Every record that follows should be printed verbatim.

Dataset records:

......

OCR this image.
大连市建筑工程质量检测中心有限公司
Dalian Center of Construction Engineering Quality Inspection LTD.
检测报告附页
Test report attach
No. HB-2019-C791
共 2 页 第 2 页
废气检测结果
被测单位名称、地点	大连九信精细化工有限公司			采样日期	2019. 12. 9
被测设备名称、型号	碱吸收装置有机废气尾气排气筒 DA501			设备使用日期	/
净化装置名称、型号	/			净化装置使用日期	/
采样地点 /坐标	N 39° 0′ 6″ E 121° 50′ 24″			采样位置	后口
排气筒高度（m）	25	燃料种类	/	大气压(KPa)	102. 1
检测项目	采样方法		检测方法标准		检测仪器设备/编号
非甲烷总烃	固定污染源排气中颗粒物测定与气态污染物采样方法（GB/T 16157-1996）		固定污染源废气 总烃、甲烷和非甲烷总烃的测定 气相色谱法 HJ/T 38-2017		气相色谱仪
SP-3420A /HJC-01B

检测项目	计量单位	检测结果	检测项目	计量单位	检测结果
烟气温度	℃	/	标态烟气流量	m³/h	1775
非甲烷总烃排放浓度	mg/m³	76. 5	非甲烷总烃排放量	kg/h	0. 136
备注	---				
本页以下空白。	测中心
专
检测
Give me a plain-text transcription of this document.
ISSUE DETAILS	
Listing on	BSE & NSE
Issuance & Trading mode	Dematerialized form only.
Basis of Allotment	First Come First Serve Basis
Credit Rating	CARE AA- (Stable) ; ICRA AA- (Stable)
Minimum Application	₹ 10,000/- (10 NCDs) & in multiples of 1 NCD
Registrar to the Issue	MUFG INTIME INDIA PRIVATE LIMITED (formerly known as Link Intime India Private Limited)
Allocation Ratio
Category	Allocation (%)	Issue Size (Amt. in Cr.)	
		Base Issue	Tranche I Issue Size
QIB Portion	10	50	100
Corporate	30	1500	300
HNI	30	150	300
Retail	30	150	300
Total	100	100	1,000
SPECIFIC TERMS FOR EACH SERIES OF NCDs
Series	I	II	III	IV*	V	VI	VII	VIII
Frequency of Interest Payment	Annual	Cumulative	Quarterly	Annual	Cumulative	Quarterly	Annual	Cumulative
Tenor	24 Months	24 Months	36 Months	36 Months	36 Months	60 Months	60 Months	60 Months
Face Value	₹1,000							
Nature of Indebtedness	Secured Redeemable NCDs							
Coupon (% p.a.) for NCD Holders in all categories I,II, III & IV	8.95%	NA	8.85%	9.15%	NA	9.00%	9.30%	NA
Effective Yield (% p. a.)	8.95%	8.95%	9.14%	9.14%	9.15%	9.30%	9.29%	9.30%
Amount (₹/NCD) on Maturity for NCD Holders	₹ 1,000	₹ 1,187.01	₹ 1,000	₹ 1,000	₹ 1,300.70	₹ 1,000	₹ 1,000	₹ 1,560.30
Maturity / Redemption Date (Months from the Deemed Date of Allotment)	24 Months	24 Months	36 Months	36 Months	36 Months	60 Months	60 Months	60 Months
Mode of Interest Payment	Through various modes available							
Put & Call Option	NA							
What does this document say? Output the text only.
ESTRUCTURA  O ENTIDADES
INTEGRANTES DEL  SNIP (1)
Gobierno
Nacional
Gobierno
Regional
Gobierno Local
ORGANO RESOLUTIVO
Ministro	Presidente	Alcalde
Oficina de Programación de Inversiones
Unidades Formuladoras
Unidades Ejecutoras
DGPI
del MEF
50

......

Output of the exercise:
OCR this image.
大连市建筑工程质量检测中心有限公司
Dalian Center of Construction Engineering Quality Inspection LTD.
检测报告附页
Test report attach
No. HB-2019-C791
共 2 页 第 2 页
废气检测结果
被测单位名称、地点	大连九信精细化工有限公司			采样日期	2019. 12. 9
被测设备名称、型号	碱吸收装置有机废气尾气排气筒 DA501			设备使用日期	/
净化装置名称、型号	/			净化装置使用日期	/
采样地点 /坐标	N 39° 0′ 6″ E 121° 50′ 24″			采样位置	后口
排气筒高度（m）	25	燃料种类	/	大气压(KPa)	102. 1
检测项目	采样方法		检测方法标准		检测仪器设备/编号
非甲烷总烃	固定污染源排气中颗粒物测定与气态污染物采样方法（GB/T 16157-1996）		固定污染源废气 总烃、甲烷和非甲烷总烃的测定 气相色谱法 HJ/T 38-2017		气相色谱仪
SP-3420A /HJC-01B

检测项目	计量单位	检测结果	检测项目	计量单位	检测结果
烟气温度	℃	/	标态烟气流量	m³/h	1775
非甲烷总烃排放浓度	mg/m³	76. 5	非甲烷总烃排放量	kg/h	0. 136
备注	---				
本页以下空白。	测中心
专
检测
Give me a plain-text transcription of this document.
ISSUE DETAILS	
Listing on	BSE & NSE
Issuance & Trading mode	Dematerialized form only.
Basis of Allotment	First Come First Serve Basis
Credit Rating	CARE AA- (Stable) ; ICRA AA- (Stable)
Minimum Application	₹ 10,000/- (10 NCDs) & in multiples of 1 NCD
Registrar to the Issue	MUFG INTIME INDIA PRIVATE LIMITED (formerly known as Link Intime India Private Limited)
Allocation Ratio
Category	Allocation (%)	Issue Size (Amt. in Cr.)	
		Base Issue	Tranche I Issue Size
QIB Portion	10	50	100
Corporate	30	1500	300
HNI	30	150	300
Retail	30	150	300
Total	100	100	1,000
SPECIFIC TERMS FOR EACH SERIES OF NCDs
Series	I	II	III	IV*	V	VI	VII	VIII
Frequency of Interest Payment	Annual	Cumulative	Quarterly	Annual	Cumulative	Quarterly	Annual	Cumulative
Tenor	24 Months	24 Months	36 Months	36 Months	36 Months	60 Months	60 Months	60 Months
Face Value	₹1,000							
Nature of Indebtedness	Secured Redeemable NCDs							
Coupon (% p.a.) for NCD Holders in all categories I,II, III & IV	8.95%	NA	8.85%	9.15%	NA	9.00%	9.30%	NA
Effective Yield (% p. a.)	8.95%	8.95%	9.14%	9.14%	9.15%	9.30%	9.29%	9.30%
Amount (₹/NCD) on Maturity for NCD Holders	₹ 1,000	₹ 1,187.01	₹ 1,000	₹ 1,000	₹ 1,300.70	₹ 1,000	₹ 1,000	₹ 1,560.30
Maturity / Redemption Date (Months from the Deemed Date of Allotment)	24 Months	24 Months	36 Months	36 Months	36 Months	60 Months	60 Months	60 Months
Mode of Interest Payment	Through various modes available							
Put & Call Option	NA							
What does this document say? Output the text only.
ESTRUCTURA  O ENTIDADES
INTEGRANTES DEL  SNIP (1)
Gobierno
Nacional
Gobierno
Regional
Gobierno Local
ORGANO RESOLUTIVO
Ministro	Presidente	Alcalde
Oficina de Programación de Inversiones
Unidades Formuladoras
Unidades Ejecutoras
DGPI
del MEF
50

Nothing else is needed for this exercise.